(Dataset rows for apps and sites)
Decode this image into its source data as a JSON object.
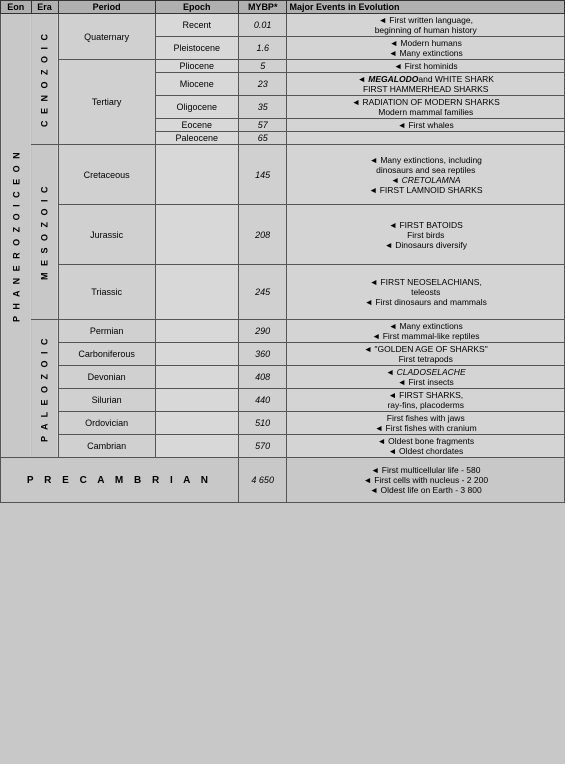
{
  "header": {
    "eon_label": "Eon",
    "era_label": "Era",
    "period_label": "Period",
    "epoch_label": "Epoch",
    "mybp_label": "MYBP*",
    "events_label": "Major Events in Evolution"
  },
  "phanerozoic_eon": "P H A N E R O Z O I C   E O N",
  "cenozoic_era": "C E N O Z O I C",
  "mesozoic_era": "M E S O Z O I C",
  "paleozoic_era": "P A L E O Z O I C",
  "precambrian": "P R E C A M B R I A N",
  "rows": [
    {
      "period": "Quaternary",
      "epoch": "Recent",
      "mybp": "0.01",
      "events": "◄ First written language, beginning of human history"
    },
    {
      "period": "",
      "epoch": "Pleistocene",
      "mybp": "1.6",
      "events": "◄ Modern humans\n◄ Many extinctions"
    },
    {
      "period": "",
      "epoch": "Pliocene",
      "mybp": "5",
      "events": "◄ First hominids"
    },
    {
      "period": "Tertiary",
      "epoch": "Miocene",
      "mybp": "23",
      "events": "◄ MEGALODO and WHITE SHARK\nFIRST HAMMERHEAD SHARKS"
    },
    {
      "period": "",
      "epoch": "Oligocene",
      "mybp": "35",
      "events": "◄ RADIATION OF MODERN SHARKS\nModern mammal families"
    },
    {
      "period": "",
      "epoch": "Eocene",
      "mybp": "57",
      "events": "◄ First whales"
    },
    {
      "period": "",
      "epoch": "Paleocene",
      "mybp": "65",
      "events": ""
    },
    {
      "period": "Cretaceous",
      "epoch": "",
      "mybp": "145",
      "events": "◄ Many extinctions, including dinosaurs and sea reptiles\n◄ CRETOLAMNA\n◄ FIRST LAMNOID SHARKS"
    },
    {
      "period": "Jurassic",
      "epoch": "",
      "mybp": "208",
      "events": "◄ FIRST BATOIDS\nFirst birds\n◄ Dinosaurs diversify"
    },
    {
      "period": "Triassic",
      "epoch": "",
      "mybp": "245",
      "events": "◄ FIRST NEOSELACHIANS, teleosts\n◄ First dinosaurs and mammals"
    },
    {
      "period": "Permian",
      "epoch": "",
      "mybp": "290",
      "events": "◄ Many extinctions\n◄ First mammal-like reptiles"
    },
    {
      "period": "Carboniferous",
      "epoch": "",
      "mybp": "360",
      "events": "◄ \"GOLDEN AGE OF SHARKS\"\nFirst tetrapods"
    },
    {
      "period": "Devonian",
      "epoch": "",
      "mybp": "408",
      "events": "◄ CLADOSELACHE\n◄ First insects"
    },
    {
      "period": "Silurian",
      "epoch": "",
      "mybp": "440",
      "events": "◄ FIRST SHARKS,\nray-fins, placoderms"
    },
    {
      "period": "Ordovician",
      "epoch": "",
      "mybp": "510",
      "events": "First fishes with jaws\n◄ First fishes with cranium"
    },
    {
      "period": "Cambrian",
      "epoch": "",
      "mybp": "570",
      "events": "◄ Oldest bone fragments\n◄ Oldest chordates"
    },
    {
      "period": "PRECAMBRIAN",
      "epoch": "",
      "mybp": "4 650",
      "events": "◄ First multicellular life - 580\n◄ First cells with nucleus - 2 200\n◄ Oldest life on Earth - 3 800"
    }
  ]
}
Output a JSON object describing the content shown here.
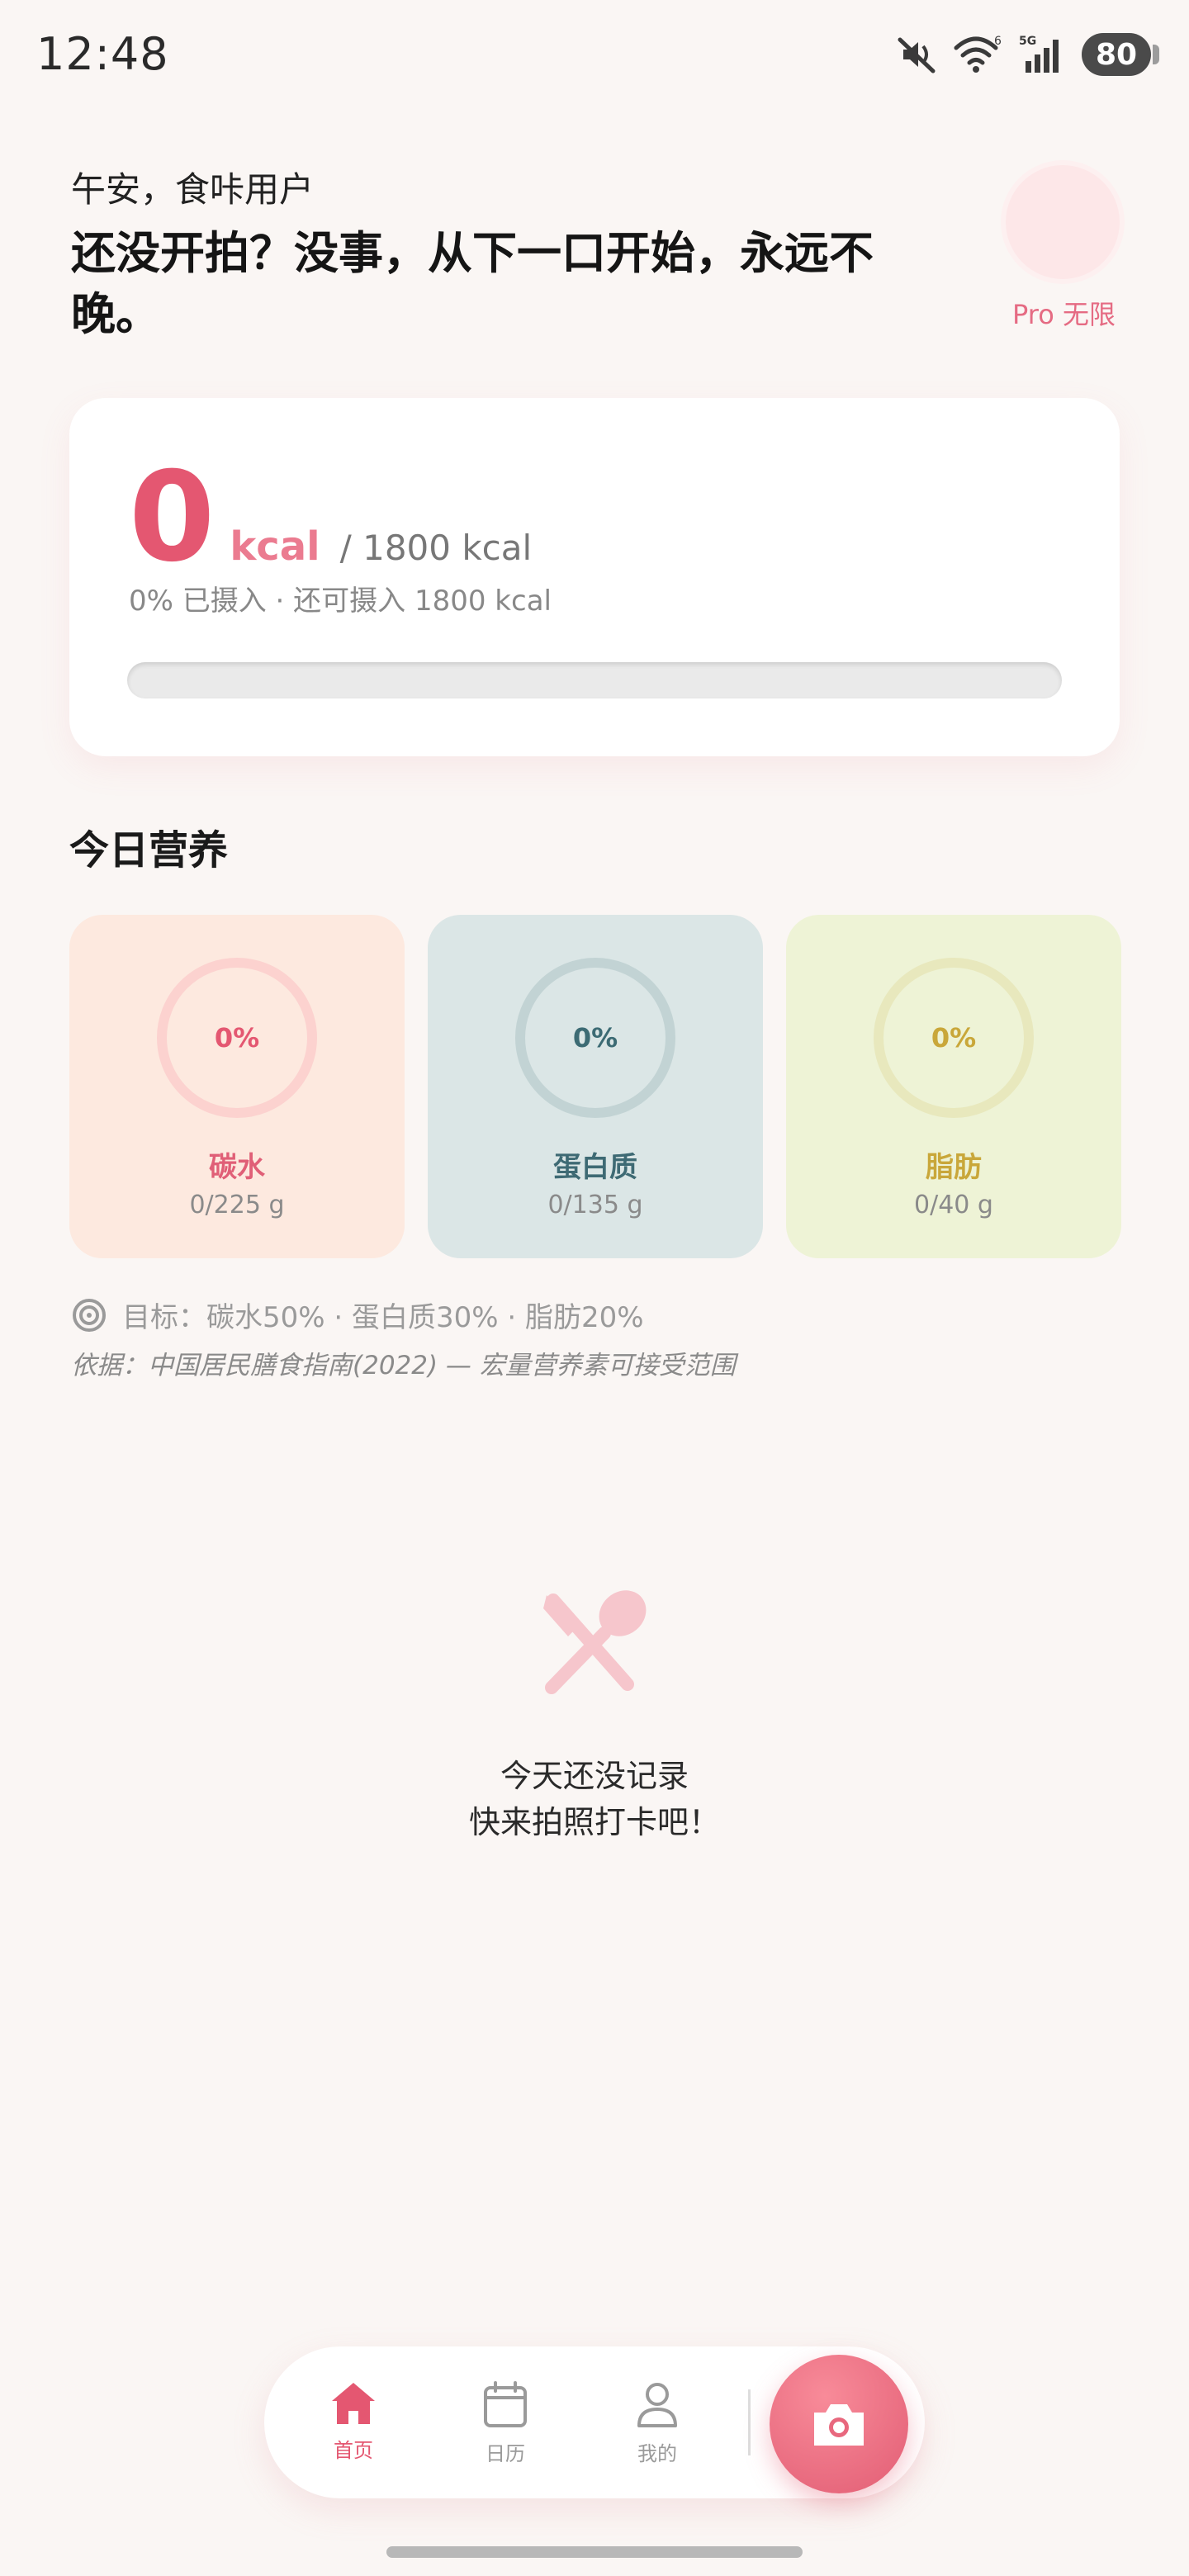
{
  "status_bar": {
    "time": "12:48",
    "icons": [
      "mute-icon",
      "wifi-icon",
      "signal-5g-icon"
    ],
    "battery": "80"
  },
  "header": {
    "greeting": "午安，食咔用户",
    "headline": "还没开拍？没事，从下一口开始，永远不晚。",
    "pro_label": "Pro 无限"
  },
  "calorie": {
    "value": "0",
    "unit": "kcal",
    "goal": "/ 1800 kcal",
    "summary": "0% 已摄入 · 还可摄入 1800 kcal",
    "progress": 0
  },
  "nutrition": {
    "title": "今日营养",
    "macros": [
      {
        "percent": "0%",
        "name": "碳水",
        "amount": "0/225 g"
      },
      {
        "percent": "0%",
        "name": "蛋白质",
        "amount": "0/135 g"
      },
      {
        "percent": "0%",
        "name": "脂肪",
        "amount": "0/40 g"
      }
    ],
    "target": "目标：碳水50% · 蛋白质30% · 脂肪20%",
    "basis": "依据：中国居民膳食指南(2022) — 宏量营养素可接受范围"
  },
  "empty_state": {
    "line1": "今天还没记录",
    "line2": "快来拍照打卡吧！"
  },
  "nav": {
    "home": "首页",
    "calendar": "日历",
    "profile": "我的"
  },
  "colors": {
    "accent": "#e45771",
    "background": "#faf6f4",
    "carb_bg": "#fde9df",
    "protein_bg": "#dbe6e6",
    "fat_bg": "#eef3d6"
  }
}
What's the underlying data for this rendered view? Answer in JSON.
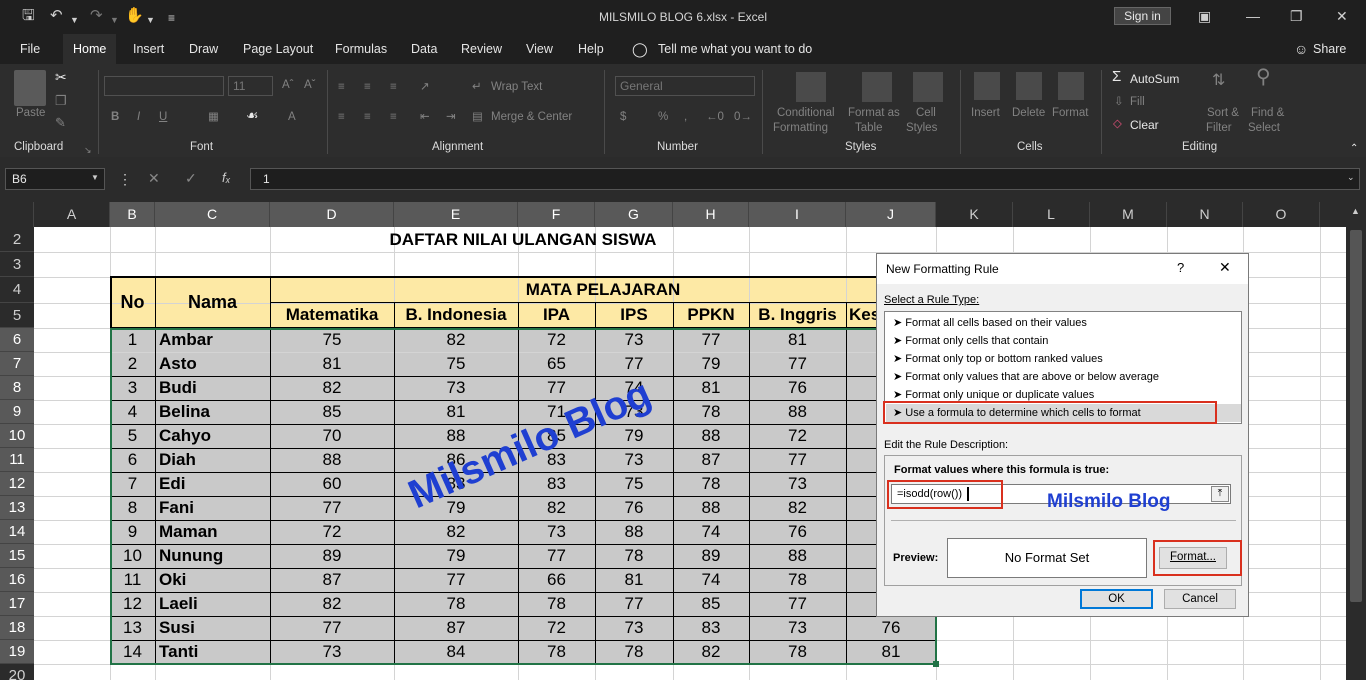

= Prompt =
All records must be output exactly as they are, except for the pictures, which are left out.

= Solution =
Decode this image into its source data as a JSON object.
{
  "header": {
    "eon_label": "Eon",
    "era_label": "Era",
    "period_label": "Period",
    "epoch_label": "Epoch",
    "mybp_label": "MYBP*",
    "events_label": "Major Events in Evolution"
  },
  "phanerozoic_eon": "P H A N E R O Z O I C   E O N",
  "cenozoic_era": "C E N O Z O I C",
  "mesozoic_era": "M E S O Z O I C",
  "paleozoic_era": "P A L E O Z O I C",
  "precambrian": "P R E C A M B R I A N",
  "rows": [
    {
      "period": "Quaternary",
      "epoch": "Recent",
      "mybp": "0.01",
      "events": "◄ First written language, beginning of human history"
    },
    {
      "period": "",
      "epoch": "Pleistocene",
      "mybp": "1.6",
      "events": "◄ Modern humans\n◄ Many extinctions"
    },
    {
      "period": "",
      "epoch": "Pliocene",
      "mybp": "5",
      "events": "◄ First hominids"
    },
    {
      "period": "Tertiary",
      "epoch": "Miocene",
      "mybp": "23",
      "events": "◄ MEGALODO and WHITE SHARK\nFIRST HAMMERHEAD SHARKS"
    },
    {
      "period": "",
      "epoch": "Oligocene",
      "mybp": "35",
      "events": "◄ RADIATION OF MODERN SHARKS\nModern mammal families"
    },
    {
      "period": "",
      "epoch": "Eocene",
      "mybp": "57",
      "events": "◄ First whales"
    },
    {
      "period": "",
      "epoch": "Paleocene",
      "mybp": "65",
      "events": ""
    },
    {
      "period": "Cretaceous",
      "epoch": "",
      "mybp": "145",
      "events": "◄ Many extinctions, including dinosaurs and sea reptiles\n◄ CRETOLAMNA\n◄ FIRST LAMNOID SHARKS"
    },
    {
      "period": "Jurassic",
      "epoch": "",
      "mybp": "208",
      "events": "◄ FIRST BATOIDS\nFirst birds\n◄ Dinosaurs diversify"
    },
    {
      "period": "Triassic",
      "epoch": "",
      "mybp": "245",
      "events": "◄ FIRST NEOSELACHIANS, teleosts\n◄ First dinosaurs and mammals"
    },
    {
      "period": "Permian",
      "epoch": "",
      "mybp": "290",
      "events": "◄ Many extinctions\n◄ First mammal-like reptiles"
    },
    {
      "period": "Carboniferous",
      "epoch": "",
      "mybp": "360",
      "events": "◄ \"GOLDEN AGE OF SHARKS\"\nFirst tetrapods"
    },
    {
      "period": "Devonian",
      "epoch": "",
      "mybp": "408",
      "events": "◄ CLADOSELACHE\n◄ First insects"
    },
    {
      "period": "Silurian",
      "epoch": "",
      "mybp": "440",
      "events": "◄ FIRST SHARKS,\nray-fins, placoderms"
    },
    {
      "period": "Ordovician",
      "epoch": "",
      "mybp": "510",
      "events": "First fishes with jaws\n◄ First fishes with cranium"
    },
    {
      "period": "Cambrian",
      "epoch": "",
      "mybp": "570",
      "events": "◄ Oldest bone fragments\n◄ Oldest chordates"
    },
    {
      "period": "PRECAMBRIAN",
      "epoch": "",
      "mybp": "4 650",
      "events": "◄ First multicellular life - 580\n◄ First cells with nucleus - 2 200\n◄ Oldest life on Earth - 3 800"
    }
  ]
}
Output a JSON object describing the content shown here.
{
  "status_bar": {
    "time": "12:48",
    "icons": [
      "mute-icon",
      "wifi-icon",
      "signal-5g-icon"
    ],
    "battery": "80"
  },
  "header": {
    "greeting": "午安，食咔用户",
    "headline": "还没开拍？没事，从下一口开始，永远不晚。",
    "pro_label": "Pro 无限"
  },
  "calorie": {
    "value": "0",
    "unit": "kcal",
    "goal": "/ 1800 kcal",
    "summary": "0% 已摄入 · 还可摄入 1800 kcal",
    "progress": 0
  },
  "nutrition": {
    "title": "今日营养",
    "macros": [
      {
        "percent": "0%",
        "name": "碳水",
        "amount": "0/225 g"
      },
      {
        "percent": "0%",
        "name": "蛋白质",
        "amount": "0/135 g"
      },
      {
        "percent": "0%",
        "name": "脂肪",
        "amount": "0/40 g"
      }
    ],
    "target": "目标：碳水50% · 蛋白质30% · 脂肪20%",
    "basis": "依据：中国居民膳食指南(2022) — 宏量营养素可接受范围"
  },
  "empty_state": {
    "line1": "今天还没记录",
    "line2": "快来拍照打卡吧！"
  },
  "nav": {
    "home": "首页",
    "calendar": "日历",
    "profile": "我的"
  },
  "colors": {
    "accent": "#e45771",
    "background": "#faf6f4",
    "carb_bg": "#fde9df",
    "protein_bg": "#dbe6e6",
    "fat_bg": "#eef3d6"
  }
}
What's the underlying data for this rendered view? Answer in JSON.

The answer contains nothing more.